◆ Written instruction ◆
From the entries that follow, pick out all lines holding "series".
»»
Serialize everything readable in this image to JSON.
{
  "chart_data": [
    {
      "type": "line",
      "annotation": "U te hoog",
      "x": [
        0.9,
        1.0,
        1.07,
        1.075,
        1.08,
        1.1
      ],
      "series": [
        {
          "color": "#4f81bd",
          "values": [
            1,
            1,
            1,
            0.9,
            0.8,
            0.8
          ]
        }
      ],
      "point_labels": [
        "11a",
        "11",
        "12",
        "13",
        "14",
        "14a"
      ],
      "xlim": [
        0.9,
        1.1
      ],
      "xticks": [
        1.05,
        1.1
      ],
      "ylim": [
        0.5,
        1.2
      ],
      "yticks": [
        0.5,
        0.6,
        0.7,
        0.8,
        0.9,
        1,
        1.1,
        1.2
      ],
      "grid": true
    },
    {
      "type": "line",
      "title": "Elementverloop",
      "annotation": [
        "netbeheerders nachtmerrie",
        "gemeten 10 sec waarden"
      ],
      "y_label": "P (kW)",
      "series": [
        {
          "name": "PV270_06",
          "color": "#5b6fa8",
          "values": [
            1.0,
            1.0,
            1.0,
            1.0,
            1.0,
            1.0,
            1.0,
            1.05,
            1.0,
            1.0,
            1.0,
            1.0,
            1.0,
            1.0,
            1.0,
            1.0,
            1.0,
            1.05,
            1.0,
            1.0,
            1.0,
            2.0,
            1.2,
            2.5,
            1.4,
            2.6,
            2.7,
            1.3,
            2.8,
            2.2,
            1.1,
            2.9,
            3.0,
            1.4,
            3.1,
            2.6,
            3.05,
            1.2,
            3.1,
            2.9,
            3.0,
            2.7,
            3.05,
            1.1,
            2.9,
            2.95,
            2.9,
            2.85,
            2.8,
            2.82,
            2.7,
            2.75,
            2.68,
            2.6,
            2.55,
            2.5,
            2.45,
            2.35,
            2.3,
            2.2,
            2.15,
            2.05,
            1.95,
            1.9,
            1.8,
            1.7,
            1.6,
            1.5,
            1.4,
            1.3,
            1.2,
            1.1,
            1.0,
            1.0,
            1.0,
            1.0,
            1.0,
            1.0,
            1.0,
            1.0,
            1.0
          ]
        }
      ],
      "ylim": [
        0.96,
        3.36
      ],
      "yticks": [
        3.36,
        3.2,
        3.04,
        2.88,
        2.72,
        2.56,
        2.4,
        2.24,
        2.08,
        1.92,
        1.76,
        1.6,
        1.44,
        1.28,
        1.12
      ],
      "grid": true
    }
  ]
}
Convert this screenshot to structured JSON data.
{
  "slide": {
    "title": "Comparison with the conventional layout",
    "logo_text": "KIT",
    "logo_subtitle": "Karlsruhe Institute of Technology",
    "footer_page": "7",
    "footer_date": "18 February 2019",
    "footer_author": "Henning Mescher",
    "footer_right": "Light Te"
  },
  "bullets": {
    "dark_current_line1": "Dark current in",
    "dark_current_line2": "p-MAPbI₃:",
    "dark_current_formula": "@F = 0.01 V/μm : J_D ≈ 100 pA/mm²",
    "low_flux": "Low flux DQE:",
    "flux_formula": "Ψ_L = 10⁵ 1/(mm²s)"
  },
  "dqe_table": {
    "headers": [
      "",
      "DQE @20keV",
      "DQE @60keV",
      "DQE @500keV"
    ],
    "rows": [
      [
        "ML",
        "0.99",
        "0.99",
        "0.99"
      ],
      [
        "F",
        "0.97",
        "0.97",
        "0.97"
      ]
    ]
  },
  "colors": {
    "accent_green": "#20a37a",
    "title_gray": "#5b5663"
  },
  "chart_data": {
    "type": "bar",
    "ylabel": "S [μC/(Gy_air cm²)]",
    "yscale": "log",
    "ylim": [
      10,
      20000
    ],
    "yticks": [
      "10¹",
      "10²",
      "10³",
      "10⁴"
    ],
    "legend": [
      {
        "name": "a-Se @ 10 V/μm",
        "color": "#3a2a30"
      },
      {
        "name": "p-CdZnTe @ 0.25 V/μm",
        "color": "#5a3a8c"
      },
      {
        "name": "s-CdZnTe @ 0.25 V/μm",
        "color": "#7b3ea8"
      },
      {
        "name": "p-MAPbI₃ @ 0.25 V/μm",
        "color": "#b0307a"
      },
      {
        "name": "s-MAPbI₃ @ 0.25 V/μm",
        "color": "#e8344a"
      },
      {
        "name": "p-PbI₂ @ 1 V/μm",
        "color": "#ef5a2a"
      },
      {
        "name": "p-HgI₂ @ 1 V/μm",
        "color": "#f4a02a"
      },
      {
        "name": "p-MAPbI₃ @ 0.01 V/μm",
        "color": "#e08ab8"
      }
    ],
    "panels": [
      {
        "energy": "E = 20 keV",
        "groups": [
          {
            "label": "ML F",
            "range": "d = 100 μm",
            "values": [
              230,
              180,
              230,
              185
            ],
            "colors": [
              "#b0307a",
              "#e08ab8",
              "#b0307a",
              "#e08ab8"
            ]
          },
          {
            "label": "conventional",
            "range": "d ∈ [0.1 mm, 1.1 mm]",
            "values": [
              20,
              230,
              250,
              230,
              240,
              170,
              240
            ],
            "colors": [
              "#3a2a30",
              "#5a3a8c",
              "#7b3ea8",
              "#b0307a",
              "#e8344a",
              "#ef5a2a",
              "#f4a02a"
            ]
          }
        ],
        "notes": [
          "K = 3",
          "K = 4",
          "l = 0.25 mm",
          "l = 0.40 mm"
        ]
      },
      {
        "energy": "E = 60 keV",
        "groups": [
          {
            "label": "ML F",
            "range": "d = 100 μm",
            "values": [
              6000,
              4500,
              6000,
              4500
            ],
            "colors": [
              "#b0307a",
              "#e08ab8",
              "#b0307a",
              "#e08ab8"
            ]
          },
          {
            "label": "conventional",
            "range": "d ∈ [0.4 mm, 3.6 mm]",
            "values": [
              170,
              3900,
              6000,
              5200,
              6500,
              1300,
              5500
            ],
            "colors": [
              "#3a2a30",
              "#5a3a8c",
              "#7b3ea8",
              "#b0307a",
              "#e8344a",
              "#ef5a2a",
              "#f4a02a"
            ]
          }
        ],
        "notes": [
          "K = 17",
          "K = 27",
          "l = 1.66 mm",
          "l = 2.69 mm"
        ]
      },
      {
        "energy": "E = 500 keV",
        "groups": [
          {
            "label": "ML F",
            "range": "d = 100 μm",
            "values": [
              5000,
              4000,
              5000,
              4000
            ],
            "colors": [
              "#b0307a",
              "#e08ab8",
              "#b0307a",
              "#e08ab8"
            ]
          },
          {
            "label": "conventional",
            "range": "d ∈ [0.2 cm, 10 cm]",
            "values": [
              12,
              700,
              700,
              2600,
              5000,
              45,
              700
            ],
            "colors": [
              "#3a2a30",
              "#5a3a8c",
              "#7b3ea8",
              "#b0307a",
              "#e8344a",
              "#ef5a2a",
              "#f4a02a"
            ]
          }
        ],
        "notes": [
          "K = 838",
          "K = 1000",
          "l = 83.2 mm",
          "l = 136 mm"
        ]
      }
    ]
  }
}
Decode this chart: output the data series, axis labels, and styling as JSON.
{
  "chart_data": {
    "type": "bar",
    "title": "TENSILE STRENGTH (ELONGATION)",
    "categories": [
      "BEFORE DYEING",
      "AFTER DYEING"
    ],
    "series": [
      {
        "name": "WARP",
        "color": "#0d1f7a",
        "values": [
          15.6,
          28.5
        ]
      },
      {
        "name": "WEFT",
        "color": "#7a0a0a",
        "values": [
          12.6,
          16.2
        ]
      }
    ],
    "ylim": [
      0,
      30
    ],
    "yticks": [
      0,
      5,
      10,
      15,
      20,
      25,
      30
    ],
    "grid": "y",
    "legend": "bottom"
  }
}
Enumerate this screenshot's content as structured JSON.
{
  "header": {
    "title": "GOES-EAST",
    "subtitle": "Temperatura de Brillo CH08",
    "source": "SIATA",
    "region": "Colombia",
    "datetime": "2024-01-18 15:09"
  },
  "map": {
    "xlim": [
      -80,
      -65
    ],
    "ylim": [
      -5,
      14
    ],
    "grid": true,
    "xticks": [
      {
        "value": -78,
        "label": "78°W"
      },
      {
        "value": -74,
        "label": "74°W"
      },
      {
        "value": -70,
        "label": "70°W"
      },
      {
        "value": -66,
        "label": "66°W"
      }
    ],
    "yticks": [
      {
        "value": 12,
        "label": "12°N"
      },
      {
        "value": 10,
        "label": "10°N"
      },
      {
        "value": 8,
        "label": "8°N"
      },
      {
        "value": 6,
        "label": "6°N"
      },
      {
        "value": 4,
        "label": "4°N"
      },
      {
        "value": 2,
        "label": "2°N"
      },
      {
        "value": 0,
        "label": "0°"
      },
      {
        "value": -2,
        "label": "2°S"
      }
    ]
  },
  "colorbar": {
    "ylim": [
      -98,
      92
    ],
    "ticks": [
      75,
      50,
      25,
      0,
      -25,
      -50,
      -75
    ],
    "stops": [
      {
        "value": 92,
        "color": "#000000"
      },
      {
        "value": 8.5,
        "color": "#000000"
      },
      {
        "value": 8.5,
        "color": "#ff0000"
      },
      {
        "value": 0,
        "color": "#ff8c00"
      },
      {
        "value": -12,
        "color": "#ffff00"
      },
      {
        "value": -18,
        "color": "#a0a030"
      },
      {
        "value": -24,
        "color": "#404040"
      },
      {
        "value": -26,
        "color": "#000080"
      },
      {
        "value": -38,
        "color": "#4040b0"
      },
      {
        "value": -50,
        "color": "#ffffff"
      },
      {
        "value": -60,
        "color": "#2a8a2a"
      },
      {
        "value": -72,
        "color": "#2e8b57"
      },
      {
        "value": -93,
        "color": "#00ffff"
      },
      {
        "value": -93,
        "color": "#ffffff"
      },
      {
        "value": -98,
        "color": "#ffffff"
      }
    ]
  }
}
««
◆ Result below ◆
      "series": [
      "series": [
Decode this chart: output the data series, axis labels, and styling as JSON.
    "series": [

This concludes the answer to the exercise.